▶ WORK INSTRUCTIONS
Take the data below and filter it for lines containing the word "tile"; show each line found.

[Records from a dataset]
┄┄┄┄┄┄

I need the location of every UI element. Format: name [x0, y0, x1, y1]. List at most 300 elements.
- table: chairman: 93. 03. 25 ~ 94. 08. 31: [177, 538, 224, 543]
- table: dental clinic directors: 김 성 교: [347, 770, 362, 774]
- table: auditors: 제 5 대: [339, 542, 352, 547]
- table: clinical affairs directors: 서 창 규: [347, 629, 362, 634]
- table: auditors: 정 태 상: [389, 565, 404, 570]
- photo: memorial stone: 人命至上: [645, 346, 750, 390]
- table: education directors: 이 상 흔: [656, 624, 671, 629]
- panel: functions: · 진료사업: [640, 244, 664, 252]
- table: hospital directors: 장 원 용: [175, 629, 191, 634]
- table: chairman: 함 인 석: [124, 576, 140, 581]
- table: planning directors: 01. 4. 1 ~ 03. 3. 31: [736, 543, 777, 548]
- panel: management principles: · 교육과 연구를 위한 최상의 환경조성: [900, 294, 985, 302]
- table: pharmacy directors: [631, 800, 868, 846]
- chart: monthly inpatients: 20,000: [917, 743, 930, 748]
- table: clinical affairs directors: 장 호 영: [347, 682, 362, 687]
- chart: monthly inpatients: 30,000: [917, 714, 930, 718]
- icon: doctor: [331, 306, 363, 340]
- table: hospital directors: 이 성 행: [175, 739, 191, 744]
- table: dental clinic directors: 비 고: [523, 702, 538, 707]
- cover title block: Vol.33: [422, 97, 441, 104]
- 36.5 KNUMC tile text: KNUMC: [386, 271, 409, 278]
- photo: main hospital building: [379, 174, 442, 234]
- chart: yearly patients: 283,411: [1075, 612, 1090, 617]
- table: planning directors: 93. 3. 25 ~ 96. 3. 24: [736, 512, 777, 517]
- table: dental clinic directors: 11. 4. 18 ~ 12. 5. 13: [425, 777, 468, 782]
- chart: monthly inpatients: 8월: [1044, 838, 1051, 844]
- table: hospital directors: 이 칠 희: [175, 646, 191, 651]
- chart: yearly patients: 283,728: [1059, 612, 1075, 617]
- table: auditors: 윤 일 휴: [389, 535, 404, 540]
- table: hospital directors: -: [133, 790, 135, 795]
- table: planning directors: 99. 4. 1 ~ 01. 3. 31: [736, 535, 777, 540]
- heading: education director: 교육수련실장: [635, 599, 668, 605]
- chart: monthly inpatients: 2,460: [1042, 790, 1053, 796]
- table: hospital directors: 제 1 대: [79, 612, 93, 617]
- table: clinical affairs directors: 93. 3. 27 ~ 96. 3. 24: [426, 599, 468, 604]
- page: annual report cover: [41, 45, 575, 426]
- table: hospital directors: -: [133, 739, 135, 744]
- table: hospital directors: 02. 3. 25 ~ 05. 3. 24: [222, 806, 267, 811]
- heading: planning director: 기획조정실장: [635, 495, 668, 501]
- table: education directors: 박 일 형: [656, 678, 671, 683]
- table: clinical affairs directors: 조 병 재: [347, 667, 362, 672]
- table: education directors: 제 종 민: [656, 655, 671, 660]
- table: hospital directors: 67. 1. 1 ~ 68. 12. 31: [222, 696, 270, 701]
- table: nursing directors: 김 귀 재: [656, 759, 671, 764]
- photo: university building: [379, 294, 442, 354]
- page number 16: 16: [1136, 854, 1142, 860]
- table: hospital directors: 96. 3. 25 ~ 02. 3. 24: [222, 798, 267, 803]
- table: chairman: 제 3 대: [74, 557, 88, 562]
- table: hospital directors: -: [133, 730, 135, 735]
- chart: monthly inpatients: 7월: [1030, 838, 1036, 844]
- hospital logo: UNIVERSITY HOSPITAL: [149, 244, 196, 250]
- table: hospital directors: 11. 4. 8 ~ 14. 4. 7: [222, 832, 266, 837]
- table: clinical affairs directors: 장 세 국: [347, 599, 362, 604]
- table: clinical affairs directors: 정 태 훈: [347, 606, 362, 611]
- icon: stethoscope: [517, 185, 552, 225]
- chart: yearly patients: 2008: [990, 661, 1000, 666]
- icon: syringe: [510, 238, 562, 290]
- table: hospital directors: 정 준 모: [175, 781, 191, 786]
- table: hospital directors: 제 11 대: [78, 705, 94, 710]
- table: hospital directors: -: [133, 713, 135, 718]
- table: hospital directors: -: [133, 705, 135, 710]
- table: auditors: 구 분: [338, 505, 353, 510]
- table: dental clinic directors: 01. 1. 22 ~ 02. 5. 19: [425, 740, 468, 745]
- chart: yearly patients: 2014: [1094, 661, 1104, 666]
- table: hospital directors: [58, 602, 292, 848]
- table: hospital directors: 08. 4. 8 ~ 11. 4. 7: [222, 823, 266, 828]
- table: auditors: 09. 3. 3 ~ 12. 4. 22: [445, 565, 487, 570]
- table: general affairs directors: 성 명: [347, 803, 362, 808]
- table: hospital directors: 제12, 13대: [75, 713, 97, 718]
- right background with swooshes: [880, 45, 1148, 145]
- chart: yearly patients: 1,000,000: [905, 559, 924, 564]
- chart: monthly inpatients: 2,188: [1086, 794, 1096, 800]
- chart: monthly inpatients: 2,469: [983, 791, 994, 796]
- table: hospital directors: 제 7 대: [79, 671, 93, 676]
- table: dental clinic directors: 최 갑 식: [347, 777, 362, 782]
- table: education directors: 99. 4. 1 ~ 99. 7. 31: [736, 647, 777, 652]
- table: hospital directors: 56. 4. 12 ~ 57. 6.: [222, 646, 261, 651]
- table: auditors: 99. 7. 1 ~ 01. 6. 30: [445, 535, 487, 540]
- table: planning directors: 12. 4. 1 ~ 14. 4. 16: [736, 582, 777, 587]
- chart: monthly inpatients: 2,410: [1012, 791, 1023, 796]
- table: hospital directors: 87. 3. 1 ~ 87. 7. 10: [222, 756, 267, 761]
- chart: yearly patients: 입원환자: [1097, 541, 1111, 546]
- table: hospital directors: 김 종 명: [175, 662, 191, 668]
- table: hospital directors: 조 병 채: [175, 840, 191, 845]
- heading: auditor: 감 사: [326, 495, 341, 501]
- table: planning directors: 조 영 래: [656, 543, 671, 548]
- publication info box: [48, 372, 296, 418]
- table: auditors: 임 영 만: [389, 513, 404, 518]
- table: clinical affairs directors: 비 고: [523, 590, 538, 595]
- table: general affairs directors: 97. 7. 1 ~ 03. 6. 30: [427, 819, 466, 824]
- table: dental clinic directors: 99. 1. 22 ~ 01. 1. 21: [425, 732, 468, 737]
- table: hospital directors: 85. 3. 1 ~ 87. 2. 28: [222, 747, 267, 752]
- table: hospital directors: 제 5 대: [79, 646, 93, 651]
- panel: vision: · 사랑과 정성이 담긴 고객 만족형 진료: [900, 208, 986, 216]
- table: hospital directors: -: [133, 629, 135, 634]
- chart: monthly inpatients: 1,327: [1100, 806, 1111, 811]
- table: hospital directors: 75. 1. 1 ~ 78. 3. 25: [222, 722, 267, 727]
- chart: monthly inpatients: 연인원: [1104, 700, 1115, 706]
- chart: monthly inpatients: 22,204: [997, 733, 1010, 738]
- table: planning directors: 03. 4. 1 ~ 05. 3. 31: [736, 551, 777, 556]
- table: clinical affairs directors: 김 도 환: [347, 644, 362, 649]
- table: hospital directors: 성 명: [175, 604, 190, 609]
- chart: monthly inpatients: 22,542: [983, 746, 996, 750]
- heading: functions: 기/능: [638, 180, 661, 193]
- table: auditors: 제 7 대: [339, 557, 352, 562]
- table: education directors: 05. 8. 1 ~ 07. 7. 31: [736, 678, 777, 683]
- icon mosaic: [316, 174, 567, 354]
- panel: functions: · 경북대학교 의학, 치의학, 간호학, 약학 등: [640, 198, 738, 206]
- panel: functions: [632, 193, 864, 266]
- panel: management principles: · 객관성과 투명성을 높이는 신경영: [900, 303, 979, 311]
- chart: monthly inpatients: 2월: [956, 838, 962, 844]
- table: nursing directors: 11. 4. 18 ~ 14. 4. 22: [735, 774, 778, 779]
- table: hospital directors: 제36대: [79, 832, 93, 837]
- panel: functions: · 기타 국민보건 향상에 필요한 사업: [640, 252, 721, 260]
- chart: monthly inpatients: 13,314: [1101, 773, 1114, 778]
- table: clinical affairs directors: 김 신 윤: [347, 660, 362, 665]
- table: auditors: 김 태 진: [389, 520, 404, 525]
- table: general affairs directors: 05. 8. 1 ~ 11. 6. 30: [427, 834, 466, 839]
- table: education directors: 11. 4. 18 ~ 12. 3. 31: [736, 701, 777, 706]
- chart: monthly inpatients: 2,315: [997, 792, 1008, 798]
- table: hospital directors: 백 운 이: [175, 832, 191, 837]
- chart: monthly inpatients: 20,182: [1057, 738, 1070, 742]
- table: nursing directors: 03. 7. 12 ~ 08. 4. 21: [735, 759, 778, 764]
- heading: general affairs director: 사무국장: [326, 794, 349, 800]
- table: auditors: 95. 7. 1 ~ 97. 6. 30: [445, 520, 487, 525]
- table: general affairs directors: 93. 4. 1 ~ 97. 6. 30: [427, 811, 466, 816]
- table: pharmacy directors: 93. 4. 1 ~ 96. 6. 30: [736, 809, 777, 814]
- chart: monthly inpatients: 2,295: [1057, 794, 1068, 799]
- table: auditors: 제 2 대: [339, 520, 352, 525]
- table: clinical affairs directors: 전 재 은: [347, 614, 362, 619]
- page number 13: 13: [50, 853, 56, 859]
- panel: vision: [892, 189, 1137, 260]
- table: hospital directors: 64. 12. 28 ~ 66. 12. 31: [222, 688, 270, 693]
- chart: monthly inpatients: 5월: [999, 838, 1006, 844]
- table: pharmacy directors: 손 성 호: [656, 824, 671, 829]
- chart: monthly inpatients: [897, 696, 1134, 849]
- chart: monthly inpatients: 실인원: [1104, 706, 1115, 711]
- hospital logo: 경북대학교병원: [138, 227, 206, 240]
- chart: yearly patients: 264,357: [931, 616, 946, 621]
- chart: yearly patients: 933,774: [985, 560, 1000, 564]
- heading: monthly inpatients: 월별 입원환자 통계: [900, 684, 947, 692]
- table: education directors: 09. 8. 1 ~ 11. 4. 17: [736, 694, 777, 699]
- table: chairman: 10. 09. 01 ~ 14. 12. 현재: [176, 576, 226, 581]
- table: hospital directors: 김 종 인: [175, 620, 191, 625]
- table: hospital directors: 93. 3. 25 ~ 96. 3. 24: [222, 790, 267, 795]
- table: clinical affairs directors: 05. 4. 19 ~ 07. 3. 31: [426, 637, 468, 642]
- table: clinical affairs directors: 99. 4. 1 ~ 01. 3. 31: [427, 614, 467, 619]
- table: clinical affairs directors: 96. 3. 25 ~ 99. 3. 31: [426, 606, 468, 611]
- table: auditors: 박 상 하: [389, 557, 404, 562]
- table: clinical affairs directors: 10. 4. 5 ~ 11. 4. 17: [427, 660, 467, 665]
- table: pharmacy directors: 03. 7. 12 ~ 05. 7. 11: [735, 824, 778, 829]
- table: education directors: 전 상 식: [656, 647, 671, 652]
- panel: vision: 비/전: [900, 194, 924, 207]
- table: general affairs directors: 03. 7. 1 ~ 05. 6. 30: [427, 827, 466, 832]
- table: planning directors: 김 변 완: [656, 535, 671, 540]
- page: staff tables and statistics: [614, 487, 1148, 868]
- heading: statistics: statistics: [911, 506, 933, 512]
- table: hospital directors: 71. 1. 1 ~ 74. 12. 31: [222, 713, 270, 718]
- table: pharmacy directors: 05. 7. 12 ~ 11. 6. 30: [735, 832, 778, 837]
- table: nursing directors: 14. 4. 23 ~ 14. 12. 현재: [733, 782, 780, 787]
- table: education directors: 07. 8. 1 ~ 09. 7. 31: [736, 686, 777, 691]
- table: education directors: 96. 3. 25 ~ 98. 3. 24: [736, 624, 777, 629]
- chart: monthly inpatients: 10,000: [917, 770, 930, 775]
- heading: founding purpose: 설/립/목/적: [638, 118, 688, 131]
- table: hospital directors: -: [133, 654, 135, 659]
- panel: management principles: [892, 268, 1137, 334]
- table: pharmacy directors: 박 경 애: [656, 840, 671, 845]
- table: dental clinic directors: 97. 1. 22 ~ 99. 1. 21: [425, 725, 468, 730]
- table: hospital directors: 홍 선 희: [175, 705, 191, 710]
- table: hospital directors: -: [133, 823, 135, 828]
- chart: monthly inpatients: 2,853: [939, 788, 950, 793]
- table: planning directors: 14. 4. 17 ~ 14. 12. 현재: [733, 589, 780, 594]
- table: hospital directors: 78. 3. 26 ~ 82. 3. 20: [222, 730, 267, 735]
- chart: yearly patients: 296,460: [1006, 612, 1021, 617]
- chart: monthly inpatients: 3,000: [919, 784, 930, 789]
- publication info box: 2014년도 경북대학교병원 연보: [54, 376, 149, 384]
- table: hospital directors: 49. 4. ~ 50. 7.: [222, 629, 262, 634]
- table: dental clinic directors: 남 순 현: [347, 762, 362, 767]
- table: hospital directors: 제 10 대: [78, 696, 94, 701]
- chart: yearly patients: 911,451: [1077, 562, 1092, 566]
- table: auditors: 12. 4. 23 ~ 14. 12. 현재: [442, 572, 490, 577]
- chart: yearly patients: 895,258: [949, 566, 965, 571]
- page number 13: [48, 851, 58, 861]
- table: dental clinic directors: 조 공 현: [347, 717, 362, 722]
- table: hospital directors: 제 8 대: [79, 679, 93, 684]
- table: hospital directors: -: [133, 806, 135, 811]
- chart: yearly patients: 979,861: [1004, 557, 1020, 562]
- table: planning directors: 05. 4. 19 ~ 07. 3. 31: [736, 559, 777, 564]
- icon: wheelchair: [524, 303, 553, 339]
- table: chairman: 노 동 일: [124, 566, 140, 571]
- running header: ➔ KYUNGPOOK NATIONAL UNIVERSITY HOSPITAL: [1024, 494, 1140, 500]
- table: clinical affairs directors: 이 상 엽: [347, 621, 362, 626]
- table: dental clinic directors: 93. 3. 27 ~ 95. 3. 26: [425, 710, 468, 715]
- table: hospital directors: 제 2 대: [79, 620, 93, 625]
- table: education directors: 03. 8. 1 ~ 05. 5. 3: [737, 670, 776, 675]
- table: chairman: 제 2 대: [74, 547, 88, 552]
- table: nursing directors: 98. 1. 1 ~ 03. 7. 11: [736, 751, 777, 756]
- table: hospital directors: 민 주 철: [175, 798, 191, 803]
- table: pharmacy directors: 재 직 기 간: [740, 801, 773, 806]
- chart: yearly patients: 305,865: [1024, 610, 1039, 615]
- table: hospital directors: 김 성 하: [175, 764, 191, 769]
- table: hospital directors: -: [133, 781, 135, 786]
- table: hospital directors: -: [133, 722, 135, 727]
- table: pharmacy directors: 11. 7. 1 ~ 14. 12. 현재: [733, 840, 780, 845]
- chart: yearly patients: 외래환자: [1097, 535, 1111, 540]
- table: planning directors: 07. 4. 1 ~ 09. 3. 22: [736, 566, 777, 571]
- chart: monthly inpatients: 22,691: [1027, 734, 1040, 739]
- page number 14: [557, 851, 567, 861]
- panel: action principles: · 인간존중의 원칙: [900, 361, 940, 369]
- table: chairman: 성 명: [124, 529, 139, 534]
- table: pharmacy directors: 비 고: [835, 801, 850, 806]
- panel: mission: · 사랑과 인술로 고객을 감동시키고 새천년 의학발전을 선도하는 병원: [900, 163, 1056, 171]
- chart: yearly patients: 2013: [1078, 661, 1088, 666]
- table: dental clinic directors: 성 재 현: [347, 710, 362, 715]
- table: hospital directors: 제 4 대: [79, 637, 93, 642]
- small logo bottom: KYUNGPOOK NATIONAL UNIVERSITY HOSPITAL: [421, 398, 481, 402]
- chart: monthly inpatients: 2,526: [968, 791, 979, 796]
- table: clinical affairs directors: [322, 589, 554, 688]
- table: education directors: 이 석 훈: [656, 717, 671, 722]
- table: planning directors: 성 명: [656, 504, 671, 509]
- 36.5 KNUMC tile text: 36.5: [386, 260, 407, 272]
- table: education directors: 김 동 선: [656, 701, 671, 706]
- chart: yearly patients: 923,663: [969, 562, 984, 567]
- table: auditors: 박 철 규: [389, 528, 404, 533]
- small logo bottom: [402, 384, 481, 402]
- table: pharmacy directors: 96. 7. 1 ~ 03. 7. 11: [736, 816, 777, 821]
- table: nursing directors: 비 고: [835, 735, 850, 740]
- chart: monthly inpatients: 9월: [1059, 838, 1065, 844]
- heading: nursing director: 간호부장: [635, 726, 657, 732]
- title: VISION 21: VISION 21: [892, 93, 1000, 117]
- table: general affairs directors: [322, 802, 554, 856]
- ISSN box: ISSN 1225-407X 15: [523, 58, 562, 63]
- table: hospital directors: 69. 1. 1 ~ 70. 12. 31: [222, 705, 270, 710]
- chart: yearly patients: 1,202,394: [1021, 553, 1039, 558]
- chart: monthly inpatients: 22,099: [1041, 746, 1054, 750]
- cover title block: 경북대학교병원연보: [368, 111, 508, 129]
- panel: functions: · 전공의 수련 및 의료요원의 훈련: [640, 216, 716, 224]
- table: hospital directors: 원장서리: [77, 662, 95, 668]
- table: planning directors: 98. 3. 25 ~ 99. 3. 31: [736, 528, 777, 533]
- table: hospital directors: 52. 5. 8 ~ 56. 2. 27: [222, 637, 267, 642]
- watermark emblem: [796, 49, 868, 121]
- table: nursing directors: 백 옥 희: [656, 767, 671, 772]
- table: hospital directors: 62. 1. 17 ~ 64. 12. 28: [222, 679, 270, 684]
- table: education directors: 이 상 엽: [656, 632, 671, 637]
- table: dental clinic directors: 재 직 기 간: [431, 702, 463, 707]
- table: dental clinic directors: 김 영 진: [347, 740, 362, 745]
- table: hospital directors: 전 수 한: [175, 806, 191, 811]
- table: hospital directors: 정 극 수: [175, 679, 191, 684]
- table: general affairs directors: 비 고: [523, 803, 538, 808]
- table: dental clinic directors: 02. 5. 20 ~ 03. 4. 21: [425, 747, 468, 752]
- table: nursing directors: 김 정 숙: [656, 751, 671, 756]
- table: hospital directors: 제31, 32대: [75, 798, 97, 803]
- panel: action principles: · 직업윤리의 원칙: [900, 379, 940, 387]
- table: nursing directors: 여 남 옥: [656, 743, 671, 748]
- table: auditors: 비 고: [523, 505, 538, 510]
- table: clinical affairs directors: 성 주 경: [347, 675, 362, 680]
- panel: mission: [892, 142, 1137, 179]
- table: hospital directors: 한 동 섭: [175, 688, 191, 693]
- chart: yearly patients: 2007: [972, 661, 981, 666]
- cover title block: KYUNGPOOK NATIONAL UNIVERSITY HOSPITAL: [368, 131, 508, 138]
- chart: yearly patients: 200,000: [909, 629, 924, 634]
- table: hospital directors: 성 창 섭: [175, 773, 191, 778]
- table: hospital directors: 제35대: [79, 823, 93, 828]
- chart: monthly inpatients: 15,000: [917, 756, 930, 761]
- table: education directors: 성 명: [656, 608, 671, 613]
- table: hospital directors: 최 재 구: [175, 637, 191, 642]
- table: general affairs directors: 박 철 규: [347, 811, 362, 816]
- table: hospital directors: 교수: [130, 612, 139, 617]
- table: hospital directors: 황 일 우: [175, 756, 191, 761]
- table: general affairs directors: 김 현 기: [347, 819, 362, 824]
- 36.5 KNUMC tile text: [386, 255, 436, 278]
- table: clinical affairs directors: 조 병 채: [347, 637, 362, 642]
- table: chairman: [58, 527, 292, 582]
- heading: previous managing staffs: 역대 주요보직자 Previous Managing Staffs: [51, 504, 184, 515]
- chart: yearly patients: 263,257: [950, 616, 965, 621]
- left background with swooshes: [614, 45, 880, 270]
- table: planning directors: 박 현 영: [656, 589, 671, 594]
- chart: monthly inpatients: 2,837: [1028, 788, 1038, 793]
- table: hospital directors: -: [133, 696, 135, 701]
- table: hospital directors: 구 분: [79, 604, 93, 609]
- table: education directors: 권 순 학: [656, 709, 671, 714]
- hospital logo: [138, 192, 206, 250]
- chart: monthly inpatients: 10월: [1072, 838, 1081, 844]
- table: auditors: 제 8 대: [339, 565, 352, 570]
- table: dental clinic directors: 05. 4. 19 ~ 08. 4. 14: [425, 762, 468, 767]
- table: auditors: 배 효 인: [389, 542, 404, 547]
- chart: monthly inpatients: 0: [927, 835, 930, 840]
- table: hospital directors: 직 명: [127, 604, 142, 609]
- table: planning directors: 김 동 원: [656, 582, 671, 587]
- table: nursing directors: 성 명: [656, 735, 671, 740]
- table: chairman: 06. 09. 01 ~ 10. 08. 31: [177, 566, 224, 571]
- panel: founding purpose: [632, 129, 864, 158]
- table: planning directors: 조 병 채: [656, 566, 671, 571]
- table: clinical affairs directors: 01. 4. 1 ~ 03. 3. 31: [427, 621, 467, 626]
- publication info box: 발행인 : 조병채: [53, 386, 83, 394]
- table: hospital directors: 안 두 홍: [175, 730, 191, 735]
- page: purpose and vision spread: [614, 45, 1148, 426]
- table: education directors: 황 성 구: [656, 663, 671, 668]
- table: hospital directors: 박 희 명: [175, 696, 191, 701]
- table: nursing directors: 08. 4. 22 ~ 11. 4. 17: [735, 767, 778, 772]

┄┄┄┄┄┄

▶ SOLUTION
- 36.5 KNUMC tile text: KNUMC: [386, 271, 409, 278]
- 36.5 KNUMC tile text: 36.5: [386, 260, 407, 272]
- 36.5 KNUMC tile text: [386, 255, 436, 278]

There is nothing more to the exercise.